**GIVEN REQUEST**
The records underneath are to be repeated exactly, with the pictures left out.

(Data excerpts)
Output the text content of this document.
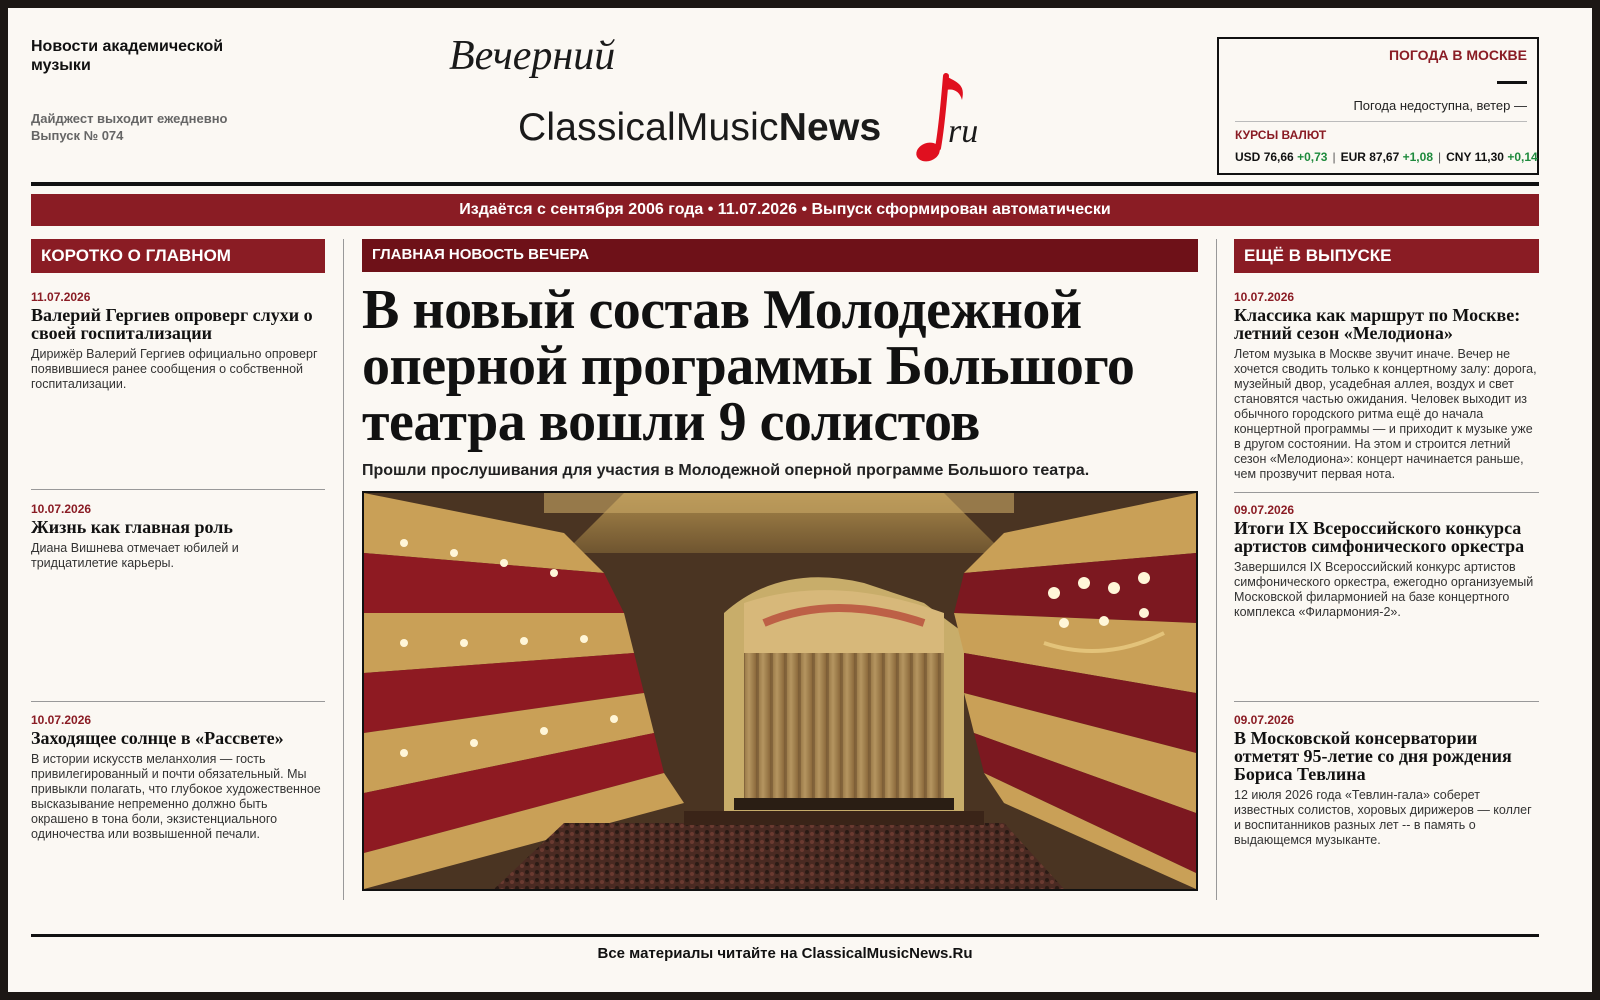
Новости академической музыки
Дайджест выходит ежедневно
Выпуск № 074
Вечерний
ClassicalMusicNews ru
ПОГОДА В МОСКВЕ
Погода недоступна, ветер —
КУРСЫ ВАЛЮТ
USD 76,66 +0,73 | EUR 87,67 +1,08 | CNY 11,30 +0,14
Издаётся с сентября 2006 года • 11.07.2026 • Выпуск сформирован автоматически
КОРОТКО О ГЛАВНОМ
11.07.2026
Валерий Гергиев опроверг слухи о своей госпитализации
Дирижёр Валерий Гергиев официально опроверг появившиеся ранее сообщения о собственной госпитализации.
10.07.2026
Жизнь как главная роль
Диана Вишнева отмечает юбилей и тридцатилетие карьеры.
10.07.2026
Заходящее солнце в «Рассвете»
В истории искусств меланхолия — гость привилегированный и почти обязательный. Мы привыкли полагать, что глубокое художественное высказывание непременно должно быть окрашено в тона боли, экзистенциального одиночества или возвышенной печали.
ГЛАВНАЯ НОВОСТЬ ВЕЧЕРА
В новый состав Молодежной оперной программы Большого театра вошли 9 солистов
Прошли прослушивания для участия в Молодежной оперной программе Большого театра.
ЕЩЁ В ВЫПУСКЕ
10.07.2026
Классика как маршрут по Москве: летний сезон «Мелодиона»
Летом музыка в Москве звучит иначе. Вечер не хочется сводить только к концертному залу: дорога, музейный двор, усадебная аллея, воздух и свет становятся частью ожидания. Человек выходит из обычного городского ритма ещё до начала концертной программы — и приходит к музыке уже в другом состоянии. На этом и строится летний сезон «Мелодиона»: концерт начинается раньше, чем прозвучит первая нота.
09.07.2026
Итоги IX Всероссийского конкурса артистов симфонического оркестра
Завершился IX Всероссийский конкурс артистов симфонического оркестра, ежегодно организуемый Московской филармонией на базе концертного комплекса «Филармония-2».
09.07.2026
В Московской консерватории отметят 95-летие со дня рождения Бориса Тевлина
12 июля 2026 года «Тевлин-гала» соберет известных солистов, хоровых дирижеров — коллег и воспитанников разных лет -- в память о выдающемся музыканте.
Все материалы читайте на ClassicalMusicNews.Ru
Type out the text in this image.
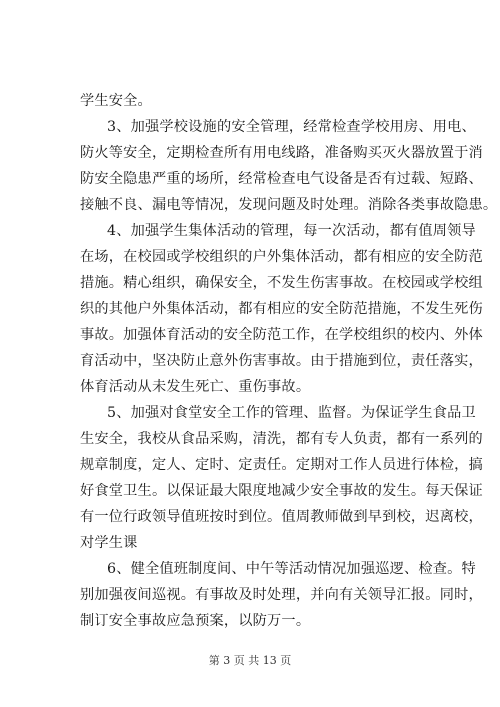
学生安全。
3、加强学校设施的安全管理，经常检查学校用房、用电、
防火等安全，定期检查所有用电线路，准备购买灭火器放置于消
防安全隐患严重的场所，经常检查电气设备是否有过载、短路、
接触不良、漏电等情况，发现问题及时处理。消除各类事故隐患。
4、加强学生集体活动的管理，每一次活动，都有值周领导
在场，在校园或学校组织的户外集体活动，都有相应的安全防范
措施。精心组织，确保安全，不发生伤害事故。在校园或学校组
织的其他户外集体活动，都有相应的安全防范措施，不发生死伤
事故。加强体育活动的安全防范工作，在学校组织的校内、外体
育活动中，坚决防止意外伤害事故。由于措施到位，责任落实，
体育活动从未发生死亡、重伤事故。
5、加强对食堂安全工作的管理、监督。为保证学生食品卫
生安全，我校从食品采购，清洗，都有专人负责，都有一系列的
规章制度，定人、定时、定责任。定期对工作人员进行体检，搞
好食堂卫生。以保证最大限度地减少安全事故的发生。每天保证
有一位行政领导值班按时到位。值周教师做到早到校，迟离校，
对学生课
6、健全值班制度间、中午等活动情况加强巡逻、检查。特
别加强夜间巡视。有事故及时处理，并向有关领导汇报。同时，
制订安全事故应急预案，以防万一。
第 3 页 共 13 页
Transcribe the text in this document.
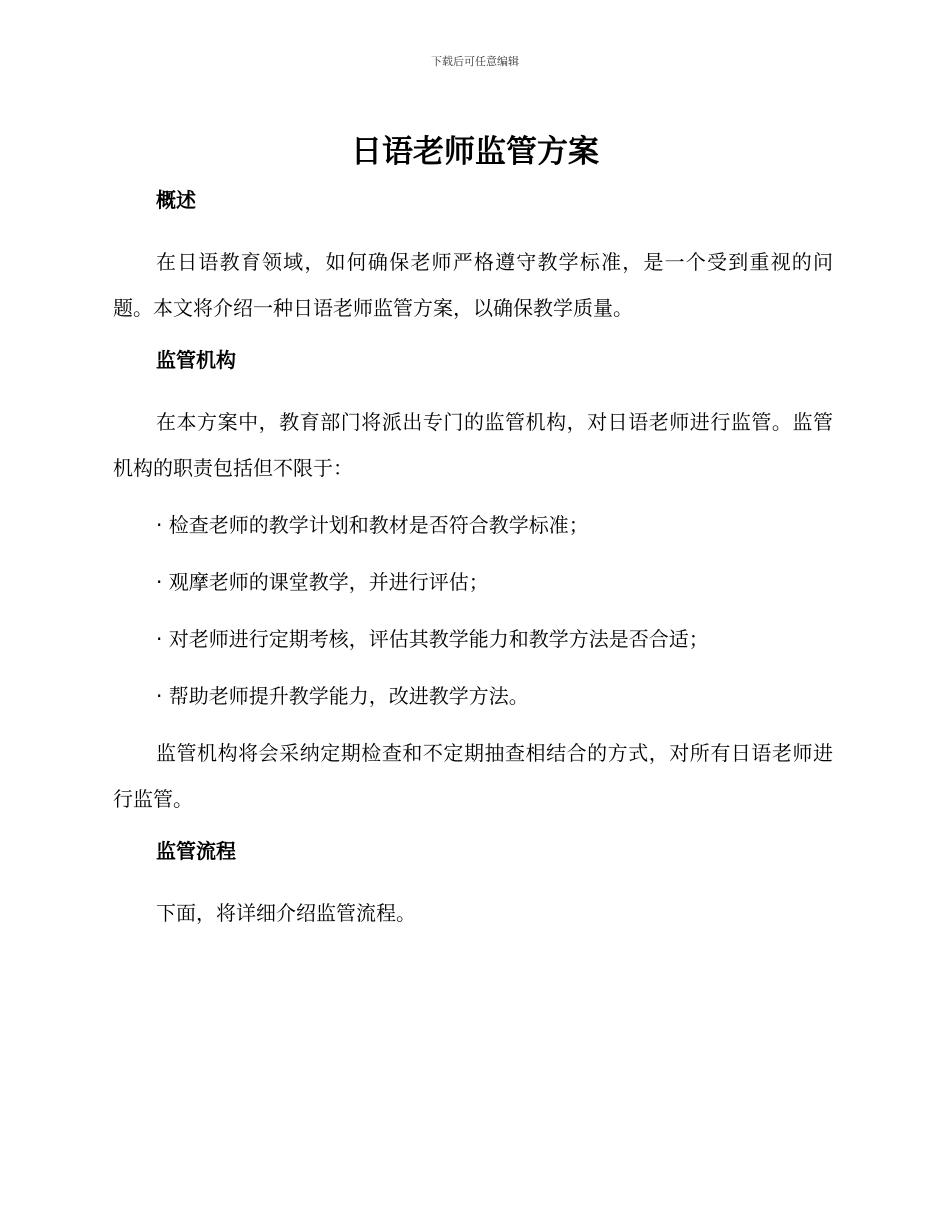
下载后可任意编辑
日语老师监管方案
概述

在日语教育领域，如何确保老师严格遵守教学标准，是一个受到重视的问题。本文将介绍一种日语老师监管方案，以确保教学质量。

监管机构

在本方案中，教育部门将派出专门的监管机构，对日语老师进行监管。监管机构的职责包括但不限于：

· 检查老师的教学计划和教材是否符合教学标准；
· 观摩老师的课堂教学，并进行评估；
· 对老师进行定期考核，评估其教学能力和教学方法是否合适；
· 帮助老师提升教学能力，改进教学方法。

监管机构将会采纳定期检查和不定期抽查相结合的方式，对所有日语老师进行监管。

监管流程

下面，将详细介绍监管流程。
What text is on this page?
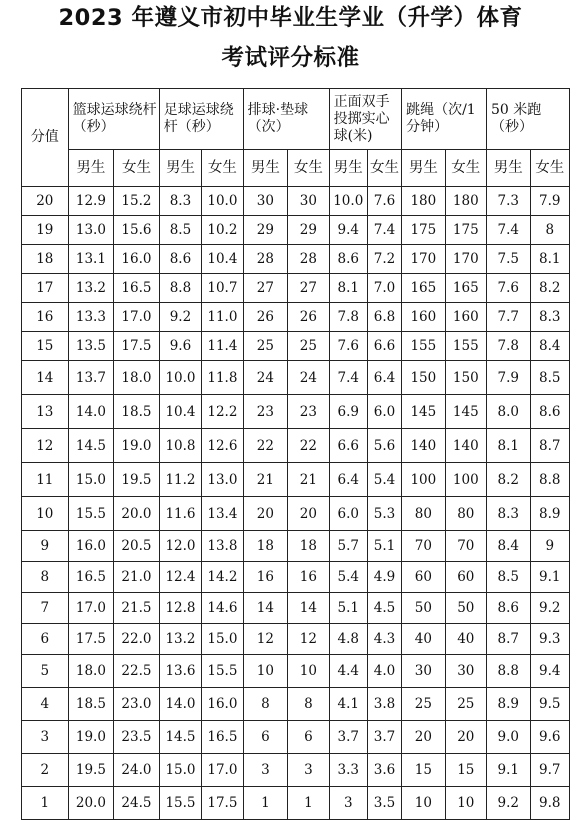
2023 年遵义市初中毕业生学业（升学）体育
考试评分标准
分值	篮球运球绕杆（秒）		足球运球绕杆（秒）		排球·垫球（次）		正面双手投掷实心球(米)		跳绳（次/1分钟）		50 米跑（秒）	
	男生	女生	男生	女生	男生	女生	男生	女生	男生	女生	男生	女生
20	12.9	15.2	8.3	10.0	30	30	10.0	7.6	180	180	7.3	7.9
19	13.0	15.6	8.5	10.2	29	29	9.4	7.4	175	175	7.4	8
18	13.1	16.0	8.6	10.4	28	28	8.6	7.2	170	170	7.5	8.1
17	13.2	16.5	8.8	10.7	27	27	8.1	7.0	165	165	7.6	8.2
16	13.3	17.0	9.2	11.0	26	26	7.8	6.8	160	160	7.7	8.3
15	13.5	17.5	9.6	11.4	25	25	7.6	6.6	155	155	7.8	8.4
14	13.7	18.0	10.0	11.8	24	24	7.4	6.4	150	150	7.9	8.5
13	14.0	18.5	10.4	12.2	23	23	6.9	6.0	145	145	8.0	8.6
12	14.5	19.0	10.8	12.6	22	22	6.6	5.6	140	140	8.1	8.7
11	15.0	19.5	11.2	13.0	21	21	6.4	5.4	100	100	8.2	8.8
10	15.5	20.0	11.6	13.4	20	20	6.0	5.3	80	80	8.3	8.9
9	16.0	20.5	12.0	13.8	18	18	5.7	5.1	70	70	8.4	9
8	16.5	21.0	12.4	14.2	16	16	5.4	4.9	60	60	8.5	9.1
7	17.0	21.5	12.8	14.6	14	14	5.1	4.5	50	50	8.6	9.2
6	17.5	22.0	13.2	15.0	12	12	4.8	4.3	40	40	8.7	9.3
5	18.0	22.5	13.6	15.5	10	10	4.4	4.0	30	30	8.8	9.4
4	18.5	23.0	14.0	16.0	8	8	4.1	3.8	25	25	8.9	9.5
3	19.0	23.5	14.5	16.5	6	6	3.7	3.7	20	20	9.0	9.6
2	19.5	24.0	15.0	17.0	3	3	3.3	3.6	15	15	9.1	9.7
1	20.0	24.5	15.5	17.5	1	1	3	3.5	10	10	9.2	9.8
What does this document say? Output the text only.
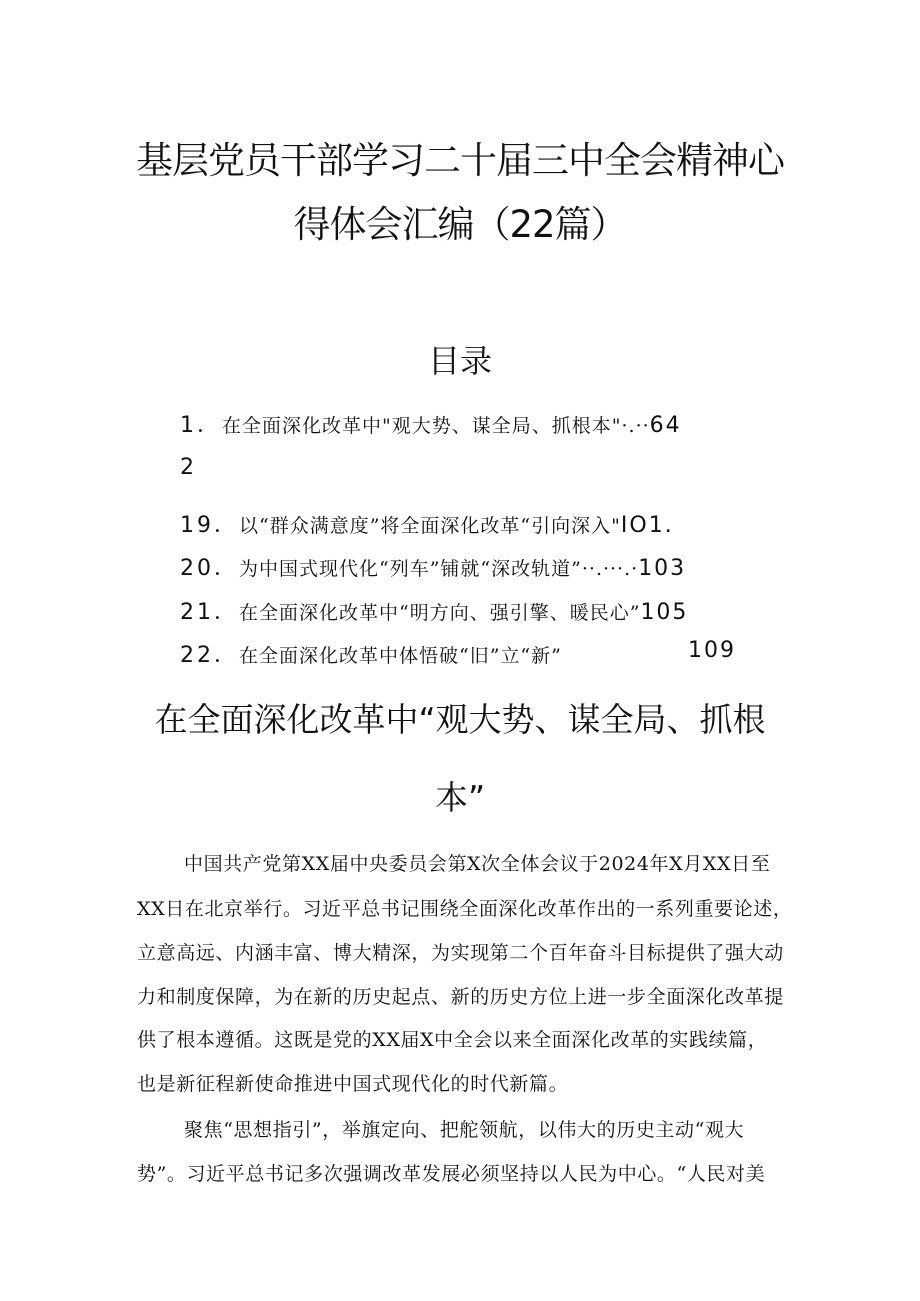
基层党员干部学习二十届三中全会精神心
得体会汇编（22篇）
目录
1．在全面深化改革中"观大势、谋全局、抓根本"·.··64
2
19．以“群众满意度”将全面深化改革“引向深入"IO1.
20．为中国式现代化“列车”铺就“深改轨道”··.···.·103
21．在全面深化改革中“明方向、强引擎、暖民心”105
22．在全面深化改革中体悟破“旧”立“新”	109
在全面深化改革中“观大势、谋全局、抓根
本”
中国共产党第XX届中央委员会第X次全体会议于2024年X月XX日至
XX日在北京举行。习近平总书记围绕全面深化改革作出的一系列重要论述，
立意高远、内涵丰富、博大精深，为实现第二个百年奋斗目标提供了强大动
力和制度保障，为在新的历史起点、新的历史方位上进一步全面深化改革提
供了根本遵循。这既是党的XX届X中全会以来全面深化改革的实践续篇，
也是新征程新使命推进中国式现代化的时代新篇。
聚焦“思想指引”，举旗定向、把舵领航，以伟大的历史主动“观大
势”。习近平总书记多次强调改革发展必须坚持以人民为中心。“人民对美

**FINAL RESULT**
Output the text content of this document.
Новости академической музыки
Дайджест выходит ежедневно
Выпуск № 074
Вечерний
ClassicalMusicNews ru
ПОГОДА В МОСКВЕ
Погода недоступна, ветер —
КУРСЫ ВАЛЮТ
USD 76,66 +0,73 | EUR 87,67 +1,08 | CNY 11,30 +0,14
Издаётся с сентября 2006 года • 11.07.2026 • Выпуск сформирован автоматически
КОРОТКО О ГЛАВНОМ
11.07.2026
Валерий Гергиев опроверг слухи о своей госпитализации
Дирижёр Валерий Гергиев официально опроверг появившиеся ранее сообщения о собственной госпитализации.
10.07.2026
Жизнь как главная роль
Диана Вишнева отмечает юбилей и тридцатилетие карьеры.
10.07.2026
Заходящее солнце в «Рассвете»
В истории искусств меланхолия — гость привилегированный и почти обязательный. Мы привыкли полагать, что глубокое художественное высказывание непременно должно быть окрашено в тона боли, экзистенциального одиночества или возвышенной печали.
ГЛАВНАЯ НОВОСТЬ ВЕЧЕРА
В новый состав Молодежной оперной программы Большого театра вошли 9 солистов
Прошли прослушивания для участия в Молодежной оперной программе Большого театра.
ЕЩЁ В ВЫПУСКЕ
10.07.2026
Классика как маршрут по Москве: летний сезон «Мелодиона»
Летом музыка в Москве звучит иначе. Вечер не хочется сводить только к концертному залу: дорога, музейный двор, усадебная аллея, воздух и свет становятся частью ожидания. Человек выходит из обычного городского ритма ещё до начала концертной программы — и приходит к музыке уже в другом состоянии. На этом и строится летний сезон «Мелодиона»: концерт начинается раньше, чем прозвучит первая нота.
09.07.2026
Итоги IX Всероссийского конкурса артистов симфонического оркестра
Завершился IX Всероссийский конкурс артистов симфонического оркестра, ежегодно организуемый Московской филармонией на базе концертного комплекса «Филармония-2».
09.07.2026
В Московской консерватории отметят 95-летие со дня рождения Бориса Тевлина
12 июля 2026 года «Тевлин-гала» соберет известных солистов, хоровых дирижеров — коллег и воспитанников разных лет -- в память о выдающемся музыканте.
Все материалы читайте на ClassicalMusicNews.Ru
Type out the text in this image.
学生安全。
3、加强学校设施的安全管理，经常检查学校用房、用电、
防火等安全，定期检查所有用电线路，准备购买灭火器放置于消
防安全隐患严重的场所，经常检查电气设备是否有过载、短路、
接触不良、漏电等情况，发现问题及时处理。消除各类事故隐患。
4、加强学生集体活动的管理，每一次活动，都有值周领导
在场，在校园或学校组织的户外集体活动，都有相应的安全防范
措施。精心组织，确保安全，不发生伤害事故。在校园或学校组
织的其他户外集体活动，都有相应的安全防范措施，不发生死伤
事故。加强体育活动的安全防范工作，在学校组织的校内、外体
育活动中，坚决防止意外伤害事故。由于措施到位，责任落实，
体育活动从未发生死亡、重伤事故。
5、加强对食堂安全工作的管理、监督。为保证学生食品卫
生安全，我校从食品采购，清洗，都有专人负责，都有一系列的
规章制度，定人、定时、定责任。定期对工作人员进行体检，搞
好食堂卫生。以保证最大限度地减少安全事故的发生。每天保证
有一位行政领导值班按时到位。值周教师做到早到校，迟离校，
对学生课
6、健全值班制度间、中午等活动情况加强巡逻、检查。特
别加强夜间巡视。有事故及时处理，并向有关领导汇报。同时，
制订安全事故应急预案，以防万一。
第 3 页 共 13 页
Transcribe the text in this document.
下载后可任意编辑
日语老师监管方案
概述

在日语教育领域，如何确保老师严格遵守教学标准，是一个受到重视的问题。本文将介绍一种日语老师监管方案，以确保教学质量。

监管机构

在本方案中，教育部门将派出专门的监管机构，对日语老师进行监管。监管机构的职责包括但不限于：

· 检查老师的教学计划和教材是否符合教学标准；
· 观摩老师的课堂教学，并进行评估；
· 对老师进行定期考核，评估其教学能力和教学方法是否合适；
· 帮助老师提升教学能力，改进教学方法。

监管机构将会采纳定期检查和不定期抽查相结合的方式，对所有日语老师进行监管。

监管流程

下面，将详细介绍监管流程。
What text is on this page?
2023 年遵义市初中毕业生学业（升学）体育
考试评分标准
分值	篮球运球绕杆（秒）		足球运球绕杆（秒）		排球·垫球（次）		正面双手投掷实心球(米)		跳绳（次/1分钟）		50 米跑（秒）	
	男生	女生	男生	女生	男生	女生	男生	女生	男生	女生	男生	女生
20	12.9	15.2	8.3	10.0	30	30	10.0	7.6	180	180	7.3	7.9
19	13.0	15.6	8.5	10.2	29	29	9.4	7.4	175	175	7.4	8
18	13.1	16.0	8.6	10.4	28	28	8.6	7.2	170	170	7.5	8.1
17	13.2	16.5	8.8	10.7	27	27	8.1	7.0	165	165	7.6	8.2
16	13.3	17.0	9.2	11.0	26	26	7.8	6.8	160	160	7.7	8.3
15	13.5	17.5	9.6	11.4	25	25	7.6	6.6	155	155	7.8	8.4
14	13.7	18.0	10.0	11.8	24	24	7.4	6.4	150	150	7.9	8.5
13	14.0	18.5	10.4	12.2	23	23	6.9	6.0	145	145	8.0	8.6
12	14.5	19.0	10.8	12.6	22	22	6.6	5.6	140	140	8.1	8.7
11	15.0	19.5	11.2	13.0	21	21	6.4	5.4	100	100	8.2	8.8
10	15.5	20.0	11.6	13.4	20	20	6.0	5.3	80	80	8.3	8.9
9	16.0	20.5	12.0	13.8	18	18	5.7	5.1	70	70	8.4	9
8	16.5	21.0	12.4	14.2	16	16	5.4	4.9	60	60	8.5	9.1
7	17.0	21.5	12.8	14.6	14	14	5.1	4.5	50	50	8.6	9.2
6	17.5	22.0	13.2	15.0	12	12	4.8	4.3	40	40	8.7	9.3
5	18.0	22.5	13.6	15.5	10	10	4.4	4.0	30	30	8.8	9.4
4	18.5	23.0	14.0	16.0	8	8	4.1	3.8	25	25	8.9	9.5
3	19.0	23.5	14.5	16.5	6	6	3.7	3.7	20	20	9.0	9.6
2	19.5	24.0	15.0	17.0	3	3	3.3	3.6	15	15	9.1	9.7
1	20.0	24.5	15.5	17.5	1	1	3	3.5	10	10	9.2	9.8
What does this document say? Output the text only.
基层党员干部学习二十届三中全会精神心
得体会汇编（22篇）
目录
1．在全面深化改革中"观大势、谋全局、抓根本"·.··64
2
19．以“群众满意度”将全面深化改革“引向深入"IO1.
20．为中国式现代化“列车”铺就“深改轨道”··.···.·103
21．在全面深化改革中“明方向、强引擎、暖民心”105
22．在全面深化改革中体悟破“旧”立“新”	109
在全面深化改革中“观大势、谋全局、抓根
本”
中国共产党第XX届中央委员会第X次全体会议于2024年X月XX日至
XX日在北京举行。习近平总书记围绕全面深化改革作出的一系列重要论述，
立意高远、内涵丰富、博大精深，为实现第二个百年奋斗目标提供了强大动
力和制度保障，为在新的历史起点、新的历史方位上进一步全面深化改革提
供了根本遵循。这既是党的XX届X中全会以来全面深化改革的实践续篇，
也是新征程新使命推进中国式现代化的时代新篇。
聚焦“思想指引”，举旗定向、把舵领航，以伟大的历史主动“观大
势”。习近平总书记多次强调改革发展必须坚持以人民为中心。“人民对美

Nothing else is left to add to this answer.